## Working data

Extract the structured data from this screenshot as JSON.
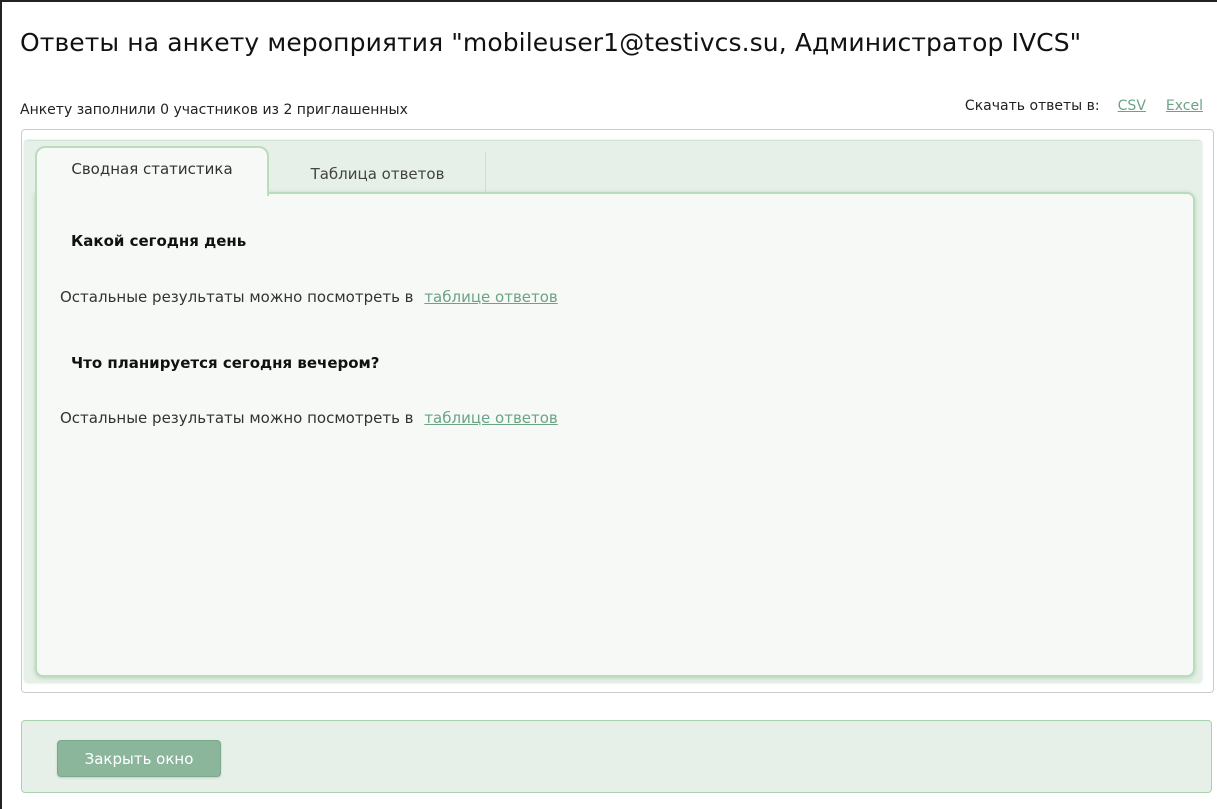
{
  "window": {
    "title": "Ответы на анкету мероприятия \"mobileuser1@testivcs.su, Администратор IVCS\"",
    "summary": "Анкету заполнили 0 участников из 2 приглашенных",
    "download": {
      "label": "Скачать ответы в:",
      "csv": "CSV",
      "excel": "Excel"
    }
  },
  "tabs": [
    {
      "label": "Сводная статистика",
      "active": true
    },
    {
      "label": "Таблица ответов",
      "active": false
    }
  ],
  "questions": [
    {
      "title": "Какой сегодня день",
      "rest_text": "Остальные результаты можно посмотреть в",
      "rest_link": "таблице ответов"
    },
    {
      "title": "Что планируется сегодня вечером?",
      "rest_text": "Остальные результаты можно посмотреть в",
      "rest_link": "таблице ответов"
    }
  ],
  "footer": {
    "close_label": "Закрыть окно"
  },
  "colors": {
    "accent_link": "#6aa485",
    "panel_bg": "#e6f0e8",
    "button_bg": "#8bb69c"
  }
}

## Exercise aim
Transcribe the material as is, with images omitted.

## Written response
Extract the structured data from this screenshot as JSON.
{
  "window": {
    "title": "Ответы на анкету мероприятия \"mobileuser1@testivcs.su, Администратор IVCS\"",
    "summary": "Анкету заполнили 0 участников из 2 приглашенных",
    "download": {
      "label": "Скачать ответы в:",
      "csv": "CSV",
      "excel": "Excel"
    }
  },
  "tabs": [
    {
      "label": "Сводная статистика",
      "active": true
    },
    {
      "label": "Таблица ответов",
      "active": false
    }
  ],
  "questions": [
    {
      "title": "Какой сегодня день",
      "rest_text": "Остальные результаты можно посмотреть в",
      "rest_link": "таблице ответов"
    },
    {
      "title": "Что планируется сегодня вечером?",
      "rest_text": "Остальные результаты можно посмотреть в",
      "rest_link": "таблице ответов"
    }
  ],
  "footer": {
    "close_label": "Закрыть окно"
  },
  "colors": {
    "accent_link": "#6aa485",
    "panel_bg": "#e6f0e8",
    "button_bg": "#8bb69c"
  }
}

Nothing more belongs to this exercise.